Stored entries:
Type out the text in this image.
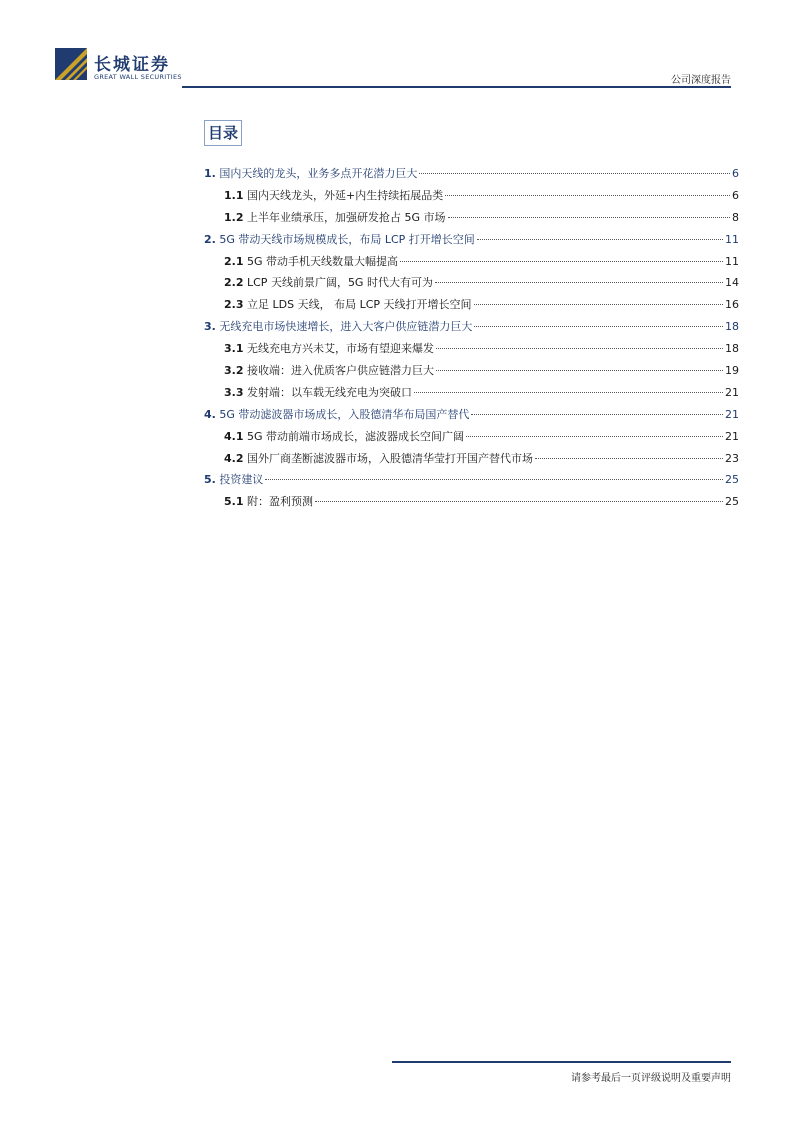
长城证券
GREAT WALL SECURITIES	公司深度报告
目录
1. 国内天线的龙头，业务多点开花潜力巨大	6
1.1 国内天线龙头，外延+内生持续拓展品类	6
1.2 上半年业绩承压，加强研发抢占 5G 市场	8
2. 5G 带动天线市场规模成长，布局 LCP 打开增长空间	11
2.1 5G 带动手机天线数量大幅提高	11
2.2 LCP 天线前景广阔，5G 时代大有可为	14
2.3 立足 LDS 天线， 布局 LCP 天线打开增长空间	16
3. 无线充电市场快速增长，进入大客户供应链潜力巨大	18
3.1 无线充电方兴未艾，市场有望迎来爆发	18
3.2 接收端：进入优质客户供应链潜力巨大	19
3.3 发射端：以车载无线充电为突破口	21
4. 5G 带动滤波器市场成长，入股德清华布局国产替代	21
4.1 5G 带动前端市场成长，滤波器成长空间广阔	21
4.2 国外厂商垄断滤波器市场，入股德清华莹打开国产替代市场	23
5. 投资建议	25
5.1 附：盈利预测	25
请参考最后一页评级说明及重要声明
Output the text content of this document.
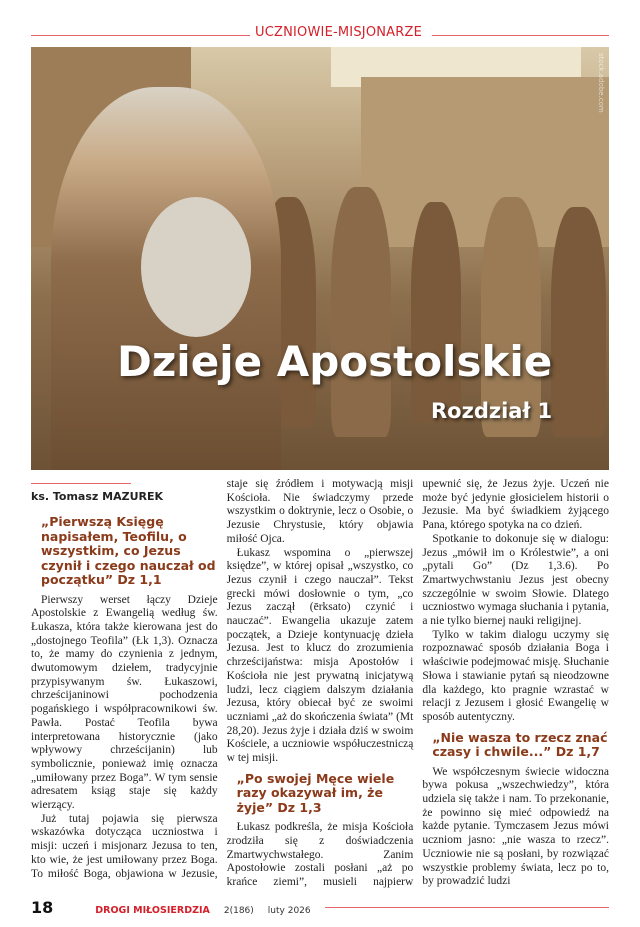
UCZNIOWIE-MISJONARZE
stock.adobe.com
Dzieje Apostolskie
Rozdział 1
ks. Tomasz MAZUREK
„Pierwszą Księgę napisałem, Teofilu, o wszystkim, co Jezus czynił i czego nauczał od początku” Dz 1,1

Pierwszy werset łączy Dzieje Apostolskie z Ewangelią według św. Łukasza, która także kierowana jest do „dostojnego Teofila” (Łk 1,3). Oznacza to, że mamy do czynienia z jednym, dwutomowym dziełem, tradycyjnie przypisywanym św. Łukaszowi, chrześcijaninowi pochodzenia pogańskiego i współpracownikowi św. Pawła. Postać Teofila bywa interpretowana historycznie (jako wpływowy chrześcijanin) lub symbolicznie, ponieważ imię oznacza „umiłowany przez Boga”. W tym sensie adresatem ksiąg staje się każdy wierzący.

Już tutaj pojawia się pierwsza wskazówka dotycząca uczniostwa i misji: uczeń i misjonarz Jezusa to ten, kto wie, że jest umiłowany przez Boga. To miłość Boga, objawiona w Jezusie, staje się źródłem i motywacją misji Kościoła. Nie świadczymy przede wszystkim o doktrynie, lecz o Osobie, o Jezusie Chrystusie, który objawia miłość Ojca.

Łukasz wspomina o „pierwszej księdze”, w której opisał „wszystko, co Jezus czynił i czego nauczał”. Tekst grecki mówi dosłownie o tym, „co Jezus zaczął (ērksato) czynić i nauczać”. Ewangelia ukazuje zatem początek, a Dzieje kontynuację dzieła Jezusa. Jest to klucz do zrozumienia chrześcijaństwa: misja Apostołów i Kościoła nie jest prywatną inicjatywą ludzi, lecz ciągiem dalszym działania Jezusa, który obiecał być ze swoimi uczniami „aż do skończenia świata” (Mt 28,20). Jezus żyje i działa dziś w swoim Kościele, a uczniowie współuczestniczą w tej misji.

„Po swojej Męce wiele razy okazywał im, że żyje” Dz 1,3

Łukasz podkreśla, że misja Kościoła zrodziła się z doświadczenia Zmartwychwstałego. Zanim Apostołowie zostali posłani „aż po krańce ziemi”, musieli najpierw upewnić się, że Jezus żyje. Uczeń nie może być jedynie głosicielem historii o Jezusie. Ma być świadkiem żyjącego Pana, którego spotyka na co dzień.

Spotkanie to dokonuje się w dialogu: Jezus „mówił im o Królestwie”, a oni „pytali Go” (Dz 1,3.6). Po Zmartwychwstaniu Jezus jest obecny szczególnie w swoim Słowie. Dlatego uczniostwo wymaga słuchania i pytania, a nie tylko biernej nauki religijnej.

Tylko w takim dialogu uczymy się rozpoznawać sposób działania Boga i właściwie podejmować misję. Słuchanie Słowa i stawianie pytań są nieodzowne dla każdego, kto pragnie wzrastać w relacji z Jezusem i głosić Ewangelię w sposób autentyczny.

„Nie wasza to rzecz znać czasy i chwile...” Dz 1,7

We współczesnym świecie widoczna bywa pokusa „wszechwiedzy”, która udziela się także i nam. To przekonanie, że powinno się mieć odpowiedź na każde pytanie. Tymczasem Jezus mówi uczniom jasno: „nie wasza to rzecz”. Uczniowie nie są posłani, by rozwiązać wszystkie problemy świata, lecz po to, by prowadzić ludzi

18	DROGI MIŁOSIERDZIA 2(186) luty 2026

-- Problem details --
Filter out all lines lacking the word "umiłowany" and copy the rest.

-- Result of the task --
Pierwszy werset łączy Dzieje Apostolskie z Ewangelią według św. Łukasza, która także kierowana jest do „dostojnego Teofila” (Łk 1,3). Oznacza to, że mamy do czynienia z jednym, dwutomowym dziełem, tradycyjnie przypisywanym św. Łukaszowi, chrześcijaninowi pochodzenia pogańskiego i współpracownikowi św. Pawła. Postać Teofila bywa interpretowana historycznie (jako wpływowy chrześcijanin) lub symbolicznie, ponieważ imię oznacza „umiłowany przez Boga”. W tym sensie adresatem ksiąg staje się każdy wierzący.
Już tutaj pojawia się pierwsza wskazówka dotycząca uczniostwa i misji: uczeń i misjonarz Jezusa to ten, kto wie, że jest umiłowany przez Boga. To miłość Boga, objawiona w Jezusie, staje się źródłem i motywacją misji Kościoła. Nie świadczymy przede wszystkim o doktrynie, lecz o Osobie, o Jezusie Chrystusie, który objawia miłość Ojca.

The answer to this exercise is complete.